__WHAT IS REQUIRED__. Return all lines from the listing below in which the string "调拨状况" occurs.

__RECORDED INFORMATION__.
● ● ● ●

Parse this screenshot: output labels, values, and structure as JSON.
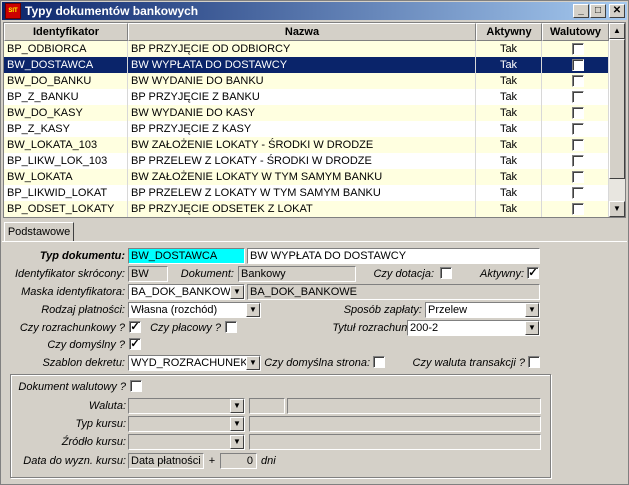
{
  "window": {
    "title": "Typy dokumentów bankowych",
    "app_icon": "app-logo-icon"
  },
  "title_buttons": {
    "minimize": "_",
    "maximize": "□",
    "close": "✕"
  },
  "grid": {
    "headers": {
      "id": "Identyfikator",
      "name": "Nazwa",
      "active": "Aktywny",
      "currency": "Walutowy"
    },
    "rows": [
      {
        "id": "BP_ODBIORCA",
        "name": "BP PRZYJĘCIE OD ODBIORCY",
        "active": "Tak",
        "currency": ""
      },
      {
        "id": "BW_DOSTAWCA",
        "name": "BW WYPŁATA DO DOSTAWCY",
        "active": "Tak",
        "currency": ""
      },
      {
        "id": "BW_DO_BANKU",
        "name": "BW WYDANIE DO BANKU",
        "active": "Tak",
        "currency": ""
      },
      {
        "id": "BP_Z_BANKU",
        "name": "BP PRZYJĘCIE Z BANKU",
        "active": "Tak",
        "currency": ""
      },
      {
        "id": "BW_DO_KASY",
        "name": "BW WYDANIE DO KASY",
        "active": "Tak",
        "currency": ""
      },
      {
        "id": "BP_Z_KASY",
        "name": "BP PRZYJĘCIE Z KASY",
        "active": "Tak",
        "currency": ""
      },
      {
        "id": "BW_LOKATA_103",
        "name": "BW ZAŁOŻENIE LOKATY - ŚRODKI W DRODZE",
        "active": "Tak",
        "currency": ""
      },
      {
        "id": "BP_LIKW_LOK_103",
        "name": "BP PRZELEW Z LOKATY - ŚRODKI W DRODZE",
        "active": "Tak",
        "currency": ""
      },
      {
        "id": "BW_LOKATA",
        "name": "BW ZAŁOŻENIE LOKATY W TYM SAMYM BANKU",
        "active": "Tak",
        "currency": ""
      },
      {
        "id": "BP_LIKWID_LOKAT",
        "name": "BP PRZELEW Z LOKATY W TYM SAMYM BANKU",
        "active": "Tak",
        "currency": ""
      },
      {
        "id": "BP_ODSET_LOKATY",
        "name": "BP PRZYJĘCIE ODSETEK Z LOKAT",
        "active": "Tak",
        "currency": ""
      }
    ]
  },
  "tab": {
    "label": "Podstawowe"
  },
  "form": {
    "typ_dokumentu_label": "Typ dokumentu:",
    "typ_dokumentu_id": "BW_DOSTAWCA",
    "typ_dokumentu_name": "BW WYPŁATA DO DOSTAWCY",
    "ident_skrocony_label": "Identyfikator skrócony:",
    "ident_skrocony": "BW",
    "dokument_label": "Dokument:",
    "dokument": "Bankowy",
    "czy_dotacja_label": "Czy dotacja:",
    "czy_dotacja": "",
    "aktywny_label": "Aktywny:",
    "aktywny": "✓",
    "maska_label": "Maska identyfikatora:",
    "maska_select": "BA_DOK_BANKOW",
    "maska_value": "BA_DOK_BANKOWE",
    "rodzaj_label": "Rodzaj płatności:",
    "rodzaj": "Własna (rozchód)",
    "sposob_label": "Sposób zapłaty:",
    "sposob": "Przelew",
    "czy_rozrach_label": "Czy rozrachunkowy ?",
    "czy_rozrach": "✓",
    "czy_placowy_label": "Czy płacowy ?",
    "czy_placowy": "",
    "tytul_label": "Tytuł rozrachunku:",
    "tytul": "200-2",
    "czy_domyslny_label": "Czy domyślny ?",
    "czy_domyslny": "✓",
    "szablon_label": "Szablon dekretu:",
    "szablon": "WYD_ROZRACHUNEK",
    "czy_dom_strona_label": "Czy domyślna strona:",
    "czy_dom_strona": "",
    "czy_waluta_tr_label": "Czy waluta transakcji ?",
    "czy_waluta_tr": "",
    "dok_walutowy_label": "Dokument walutowy ?",
    "dok_walutowy": "",
    "waluta_label": "Waluta:",
    "typ_kursu_label": "Typ kursu:",
    "zrodlo_kursu_label": "Źródło kursu:",
    "data_kursu_label": "Data do wyzn. kursu:",
    "data_kursu": "Data płatności",
    "plus": "+",
    "dni_value": "0",
    "dni_label": "dni"
  },
  "colors": {
    "titlebar": "#0a246a",
    "selection": "#0a246a",
    "highlight_field": "#00ffff",
    "row_alt": "#ffffe0"
  }
}
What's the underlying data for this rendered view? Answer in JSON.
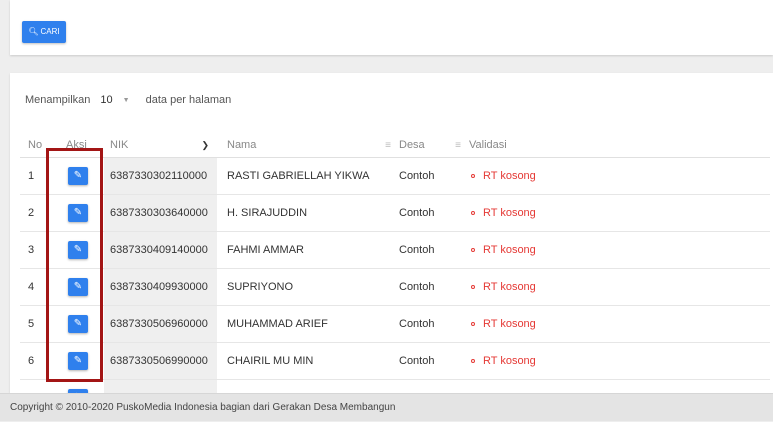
{
  "search": {
    "label": "CARI",
    "icon": "search-icon"
  },
  "pagination": {
    "prefix": "Menampilkan",
    "per_page": "10",
    "suffix": "data per halaman"
  },
  "table": {
    "headers": {
      "no": "No",
      "aksi": "Aksi",
      "nik": "NIK",
      "nama": "Nama",
      "desa": "Desa",
      "validasi": "Validasi"
    },
    "rows": [
      {
        "no": "1",
        "nik": "6387330302110000",
        "nama": "RASTI GABRIELLAH YIKWA",
        "desa": "Contoh",
        "validasi": "RT kosong"
      },
      {
        "no": "2",
        "nik": "6387330303640000",
        "nama": "H. SIRAJUDDIN",
        "desa": "Contoh",
        "validasi": "RT kosong"
      },
      {
        "no": "3",
        "nik": "6387330409140000",
        "nama": "FAHMI AMMAR",
        "desa": "Contoh",
        "validasi": "RT kosong"
      },
      {
        "no": "4",
        "nik": "6387330409930000",
        "nama": "SUPRIYONO",
        "desa": "Contoh",
        "validasi": "RT kosong"
      },
      {
        "no": "5",
        "nik": "6387330506960000",
        "nama": "MUHAMMAD ARIEF",
        "desa": "Contoh",
        "validasi": "RT kosong"
      },
      {
        "no": "6",
        "nik": "6387330506990000",
        "nama": "CHAIRIL MU MIN",
        "desa": "Contoh",
        "validasi": "RT kosong"
      }
    ]
  },
  "footer": {
    "text": "Copyright © 2010-2020 PuskoMedia Indonesia bagian dari Gerakan Desa Membangun"
  },
  "colors": {
    "accent": "#2f80ed",
    "error": "#e53935",
    "highlight": "#a31515"
  }
}
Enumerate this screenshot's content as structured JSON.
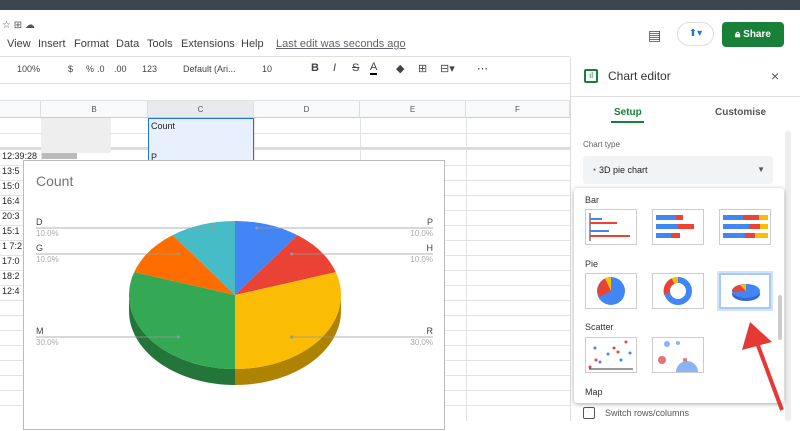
{
  "menu": {
    "items": [
      "View",
      "Insert",
      "Format",
      "Data",
      "Tools",
      "Extensions",
      "Help"
    ],
    "last_edit": "Last edit was seconds ago"
  },
  "toolbar": {
    "zoom": "100%",
    "currency": "$",
    "percent": "%",
    "dec_less": ".0",
    "dec_more": ".00",
    "format": "123",
    "font": "Default (Ari...",
    "size": "10",
    "bold": "B",
    "italic": "I",
    "strike": "S",
    "text_color": "A",
    "more": "⋯"
  },
  "header": {
    "share": "Share"
  },
  "sheet": {
    "columns": [
      "B",
      "C",
      "D",
      "E",
      "F"
    ],
    "c1": "Count",
    "c3": "P",
    "times": [
      "12:39:28",
      "13:5",
      "15:0",
      "16:4",
      "20:3",
      "15:1",
      "1 7:2",
      "17:0",
      "18:2",
      "12:4"
    ]
  },
  "chart_data": {
    "type": "pie",
    "variant": "3d",
    "title": "Count",
    "slices": [
      {
        "label": "P",
        "value": 10,
        "pct": "10.0%",
        "color": "#4285f4",
        "side": "right"
      },
      {
        "label": "H",
        "value": 10,
        "pct": "10.0%",
        "color": "#ea4335",
        "side": "right"
      },
      {
        "label": "R",
        "value": 30,
        "pct": "30.0%",
        "color": "#fbbc04",
        "side": "right"
      },
      {
        "label": "M",
        "value": 30,
        "pct": "30.0%",
        "color": "#34a853",
        "side": "left"
      },
      {
        "label": "G",
        "value": 10,
        "pct": "10.0%",
        "color": "#ff6d01",
        "side": "left"
      },
      {
        "label": "D",
        "value": 10,
        "pct": "10.0%",
        "color": "#46bdc6",
        "side": "left"
      }
    ]
  },
  "editor": {
    "title": "Chart editor",
    "tabs": [
      "Setup",
      "Customise"
    ],
    "chart_type_label": "Chart type",
    "chart_type": "3D pie chart",
    "sections": [
      "Bar",
      "Pie",
      "Scatter",
      "Map"
    ],
    "switch": "Switch rows/columns"
  }
}
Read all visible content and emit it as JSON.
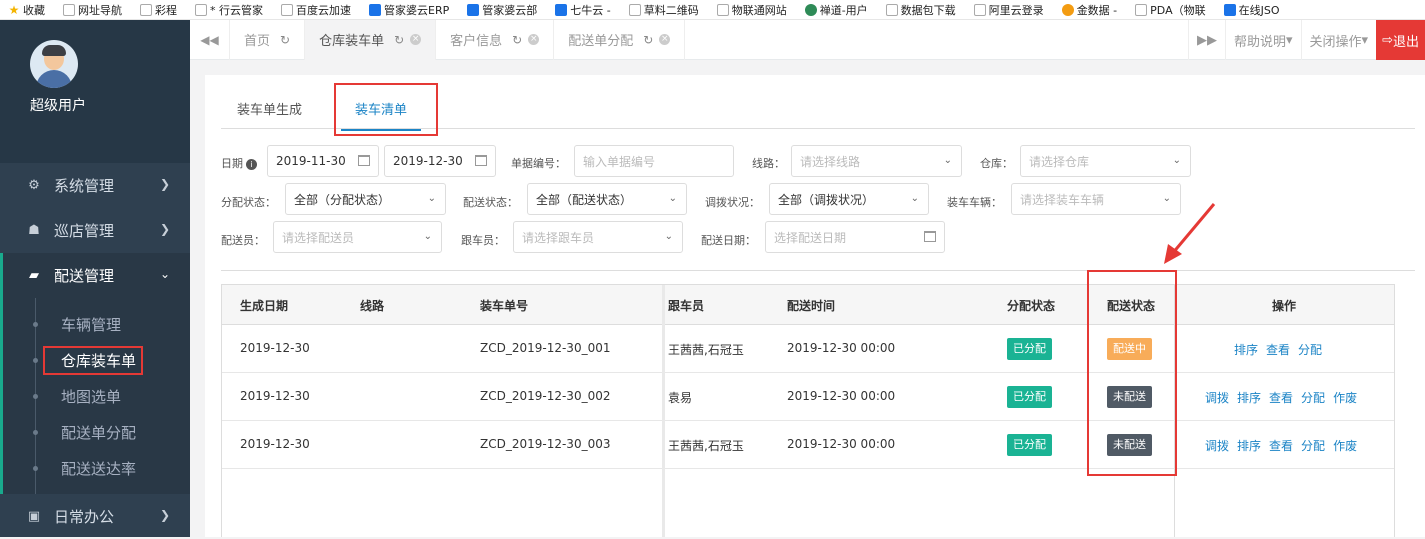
{
  "bookmarks": [
    {
      "label": "收藏",
      "icon": "star-icon"
    },
    {
      "label": "网址导航",
      "icon": "globe-icon"
    },
    {
      "label": "彩程",
      "icon": "page-icon"
    },
    {
      "label": "* 行云管家",
      "icon": "page-icon"
    },
    {
      "label": "百度云加速",
      "icon": "page-icon"
    },
    {
      "label": "管家婆云ERP",
      "icon": "app-icon"
    },
    {
      "label": "管家婆云部",
      "icon": "app-icon"
    },
    {
      "label": "七牛云 -",
      "icon": "cloud-icon"
    },
    {
      "label": "草料二维码",
      "icon": "page-icon"
    },
    {
      "label": "物联通网站",
      "icon": "page-icon"
    },
    {
      "label": "禅道-用户",
      "icon": "app-icon"
    },
    {
      "label": "数据包下载",
      "icon": "page-icon"
    },
    {
      "label": "阿里云登录",
      "icon": "page-icon"
    },
    {
      "label": "金数据 -",
      "icon": "flower-icon"
    },
    {
      "label": "PDA（物联",
      "icon": "page-icon"
    },
    {
      "label": "在线JSO",
      "icon": "code-icon"
    }
  ],
  "user": {
    "name": "超级用户"
  },
  "nav": {
    "system": "系统管理",
    "patrol": "巡店管理",
    "delivery": "配送管理",
    "daily": "日常办公",
    "sub": [
      "车辆管理",
      "仓库装车单",
      "地图选单",
      "配送单分配",
      "配送送达率"
    ]
  },
  "topbar": {
    "tabs": [
      "首页",
      "仓库装车单",
      "客户信息",
      "配送单分配"
    ],
    "help": "帮助说明",
    "close_ops": "关闭操作",
    "exit": "退出"
  },
  "subtabs": {
    "generate": "装车单生成",
    "list": "装车清单"
  },
  "filters": {
    "date_label": "日期",
    "date_from": "2019-11-30",
    "date_to": "2019-12-30",
    "doc_no_label": "单据编号：",
    "doc_no_placeholder": "输入单据编号",
    "route_label": "线路：",
    "route_placeholder": "请选择线路",
    "warehouse_label": "仓库：",
    "warehouse_placeholder": "请选择仓库",
    "assign_label": "分配状态：",
    "assign_value": "全部（分配状态）",
    "delivery_label": "配送状态：",
    "delivery_value": "全部（配送状态）",
    "transfer_label": "调拨状况：",
    "transfer_value": "全部（调拨状况）",
    "vehicle_label": "装车车辆：",
    "vehicle_placeholder": "请选择装车车辆",
    "courier_label": "配送员：",
    "courier_placeholder": "请选择配送员",
    "follower_label": "跟车员：",
    "follower_placeholder": "请选择跟车员",
    "ddate_label": "配送日期：",
    "ddate_placeholder": "选择配送日期"
  },
  "table": {
    "headers": [
      "生成日期",
      "线路",
      "装车单号",
      "跟车员",
      "配送时间",
      "分配状态",
      "配送状态",
      "操作"
    ],
    "rows": [
      {
        "date": "2019-12-30",
        "route": "",
        "no": "ZCD_2019-12-30_001",
        "follower": "王茜茜,石冠玉",
        "time": "2019-12-30 00:00",
        "assign": "已分配",
        "delivery": "配送中",
        "ops": [
          "排序",
          "查看",
          "分配"
        ]
      },
      {
        "date": "2019-12-30",
        "route": "",
        "no": "ZCD_2019-12-30_002",
        "follower": "袁易",
        "time": "2019-12-30 00:00",
        "assign": "已分配",
        "delivery": "未配送",
        "ops": [
          "调拨",
          "排序",
          "查看",
          "分配",
          "作废"
        ]
      },
      {
        "date": "2019-12-30",
        "route": "",
        "no": "ZCD_2019-12-30_003",
        "follower": "王茜茜,石冠玉",
        "time": "2019-12-30 00:00",
        "assign": "已分配",
        "delivery": "未配送",
        "ops": [
          "调拨",
          "排序",
          "查看",
          "分配",
          "作废"
        ]
      }
    ]
  },
  "colors": {
    "sidebar": "#2f4050",
    "accent": "#1c84c6",
    "green": "#1ab394",
    "orange": "#f8ac59",
    "dark": "#505a65",
    "highlight": "#e53935"
  }
}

● ● ● ●

__EXERCISE RESULT__.
    "transfer_label": "调拨状况：",
    "transfer_value": "全部（调拨状况）",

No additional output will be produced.